- _Excerpted data_
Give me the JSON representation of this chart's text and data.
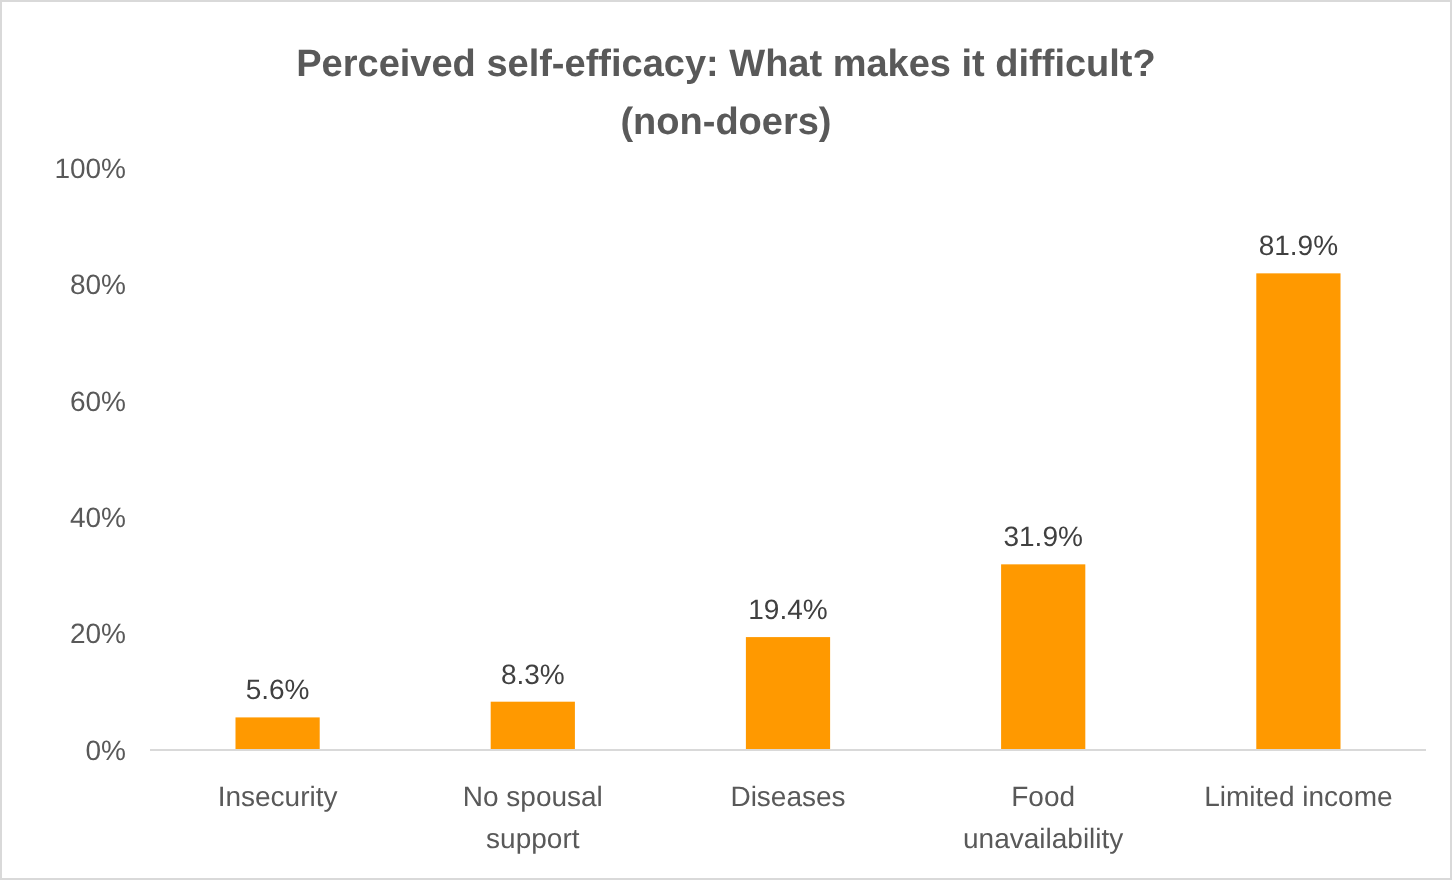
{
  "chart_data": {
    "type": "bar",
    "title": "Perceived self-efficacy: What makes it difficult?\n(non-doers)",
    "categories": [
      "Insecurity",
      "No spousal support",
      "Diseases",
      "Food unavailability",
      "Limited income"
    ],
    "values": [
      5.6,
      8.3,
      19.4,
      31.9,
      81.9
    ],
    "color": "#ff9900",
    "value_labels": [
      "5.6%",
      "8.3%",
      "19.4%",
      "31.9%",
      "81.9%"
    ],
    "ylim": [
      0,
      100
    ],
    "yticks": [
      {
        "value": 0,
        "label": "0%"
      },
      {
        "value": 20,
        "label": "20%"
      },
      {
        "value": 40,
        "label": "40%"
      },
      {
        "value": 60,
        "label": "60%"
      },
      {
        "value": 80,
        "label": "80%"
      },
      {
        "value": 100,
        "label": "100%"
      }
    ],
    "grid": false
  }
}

==

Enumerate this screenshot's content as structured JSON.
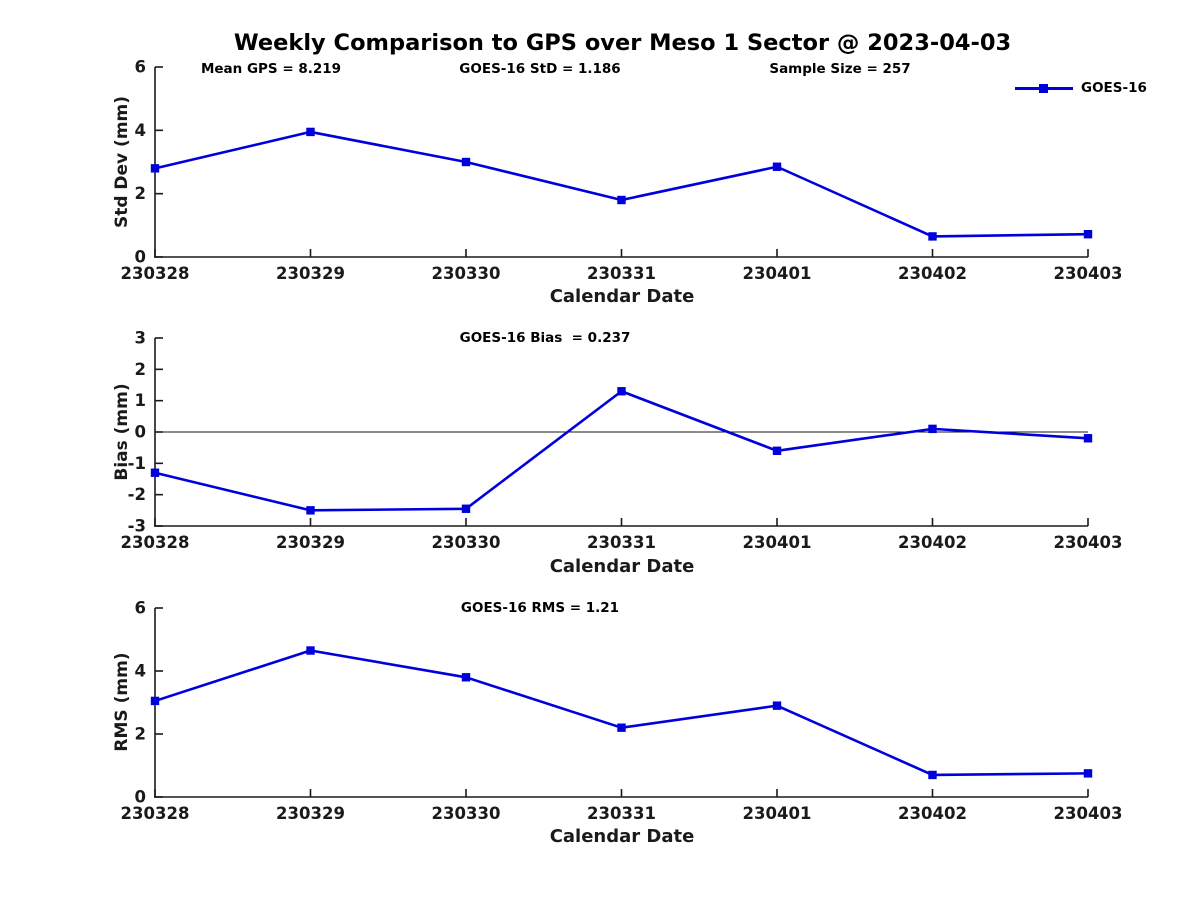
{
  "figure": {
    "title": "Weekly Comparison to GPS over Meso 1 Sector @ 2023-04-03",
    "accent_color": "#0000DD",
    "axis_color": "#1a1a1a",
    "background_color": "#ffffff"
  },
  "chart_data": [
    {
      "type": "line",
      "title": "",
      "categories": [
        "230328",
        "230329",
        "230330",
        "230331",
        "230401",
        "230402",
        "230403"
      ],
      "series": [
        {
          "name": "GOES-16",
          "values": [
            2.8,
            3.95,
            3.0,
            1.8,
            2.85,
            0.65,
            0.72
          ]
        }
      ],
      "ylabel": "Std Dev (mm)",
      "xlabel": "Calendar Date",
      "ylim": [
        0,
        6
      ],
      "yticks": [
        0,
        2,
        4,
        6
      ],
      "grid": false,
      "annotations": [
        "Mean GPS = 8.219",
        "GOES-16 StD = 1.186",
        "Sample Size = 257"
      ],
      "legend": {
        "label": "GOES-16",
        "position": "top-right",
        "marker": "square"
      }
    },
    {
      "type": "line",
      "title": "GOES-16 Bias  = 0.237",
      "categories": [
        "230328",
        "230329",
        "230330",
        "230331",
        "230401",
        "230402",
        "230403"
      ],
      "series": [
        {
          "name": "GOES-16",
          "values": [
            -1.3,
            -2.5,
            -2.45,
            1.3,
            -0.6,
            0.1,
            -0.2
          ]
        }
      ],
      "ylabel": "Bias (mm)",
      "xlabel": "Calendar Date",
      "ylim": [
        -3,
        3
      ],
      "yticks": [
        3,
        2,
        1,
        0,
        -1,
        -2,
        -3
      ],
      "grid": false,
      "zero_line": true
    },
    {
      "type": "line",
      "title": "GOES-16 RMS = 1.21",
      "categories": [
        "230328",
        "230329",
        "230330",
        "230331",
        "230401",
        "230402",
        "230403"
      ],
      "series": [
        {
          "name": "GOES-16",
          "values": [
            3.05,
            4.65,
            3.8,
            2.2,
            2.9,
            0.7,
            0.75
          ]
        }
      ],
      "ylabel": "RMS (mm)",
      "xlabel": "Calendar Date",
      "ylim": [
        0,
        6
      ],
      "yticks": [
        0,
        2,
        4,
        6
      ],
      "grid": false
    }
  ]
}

- _What you have to do_
Pull out all lines of the data with the string "Bias".

- _In response_
      "title": "GOES-16 Bias  = 0.237",
      "ylabel": "Bias (mm)",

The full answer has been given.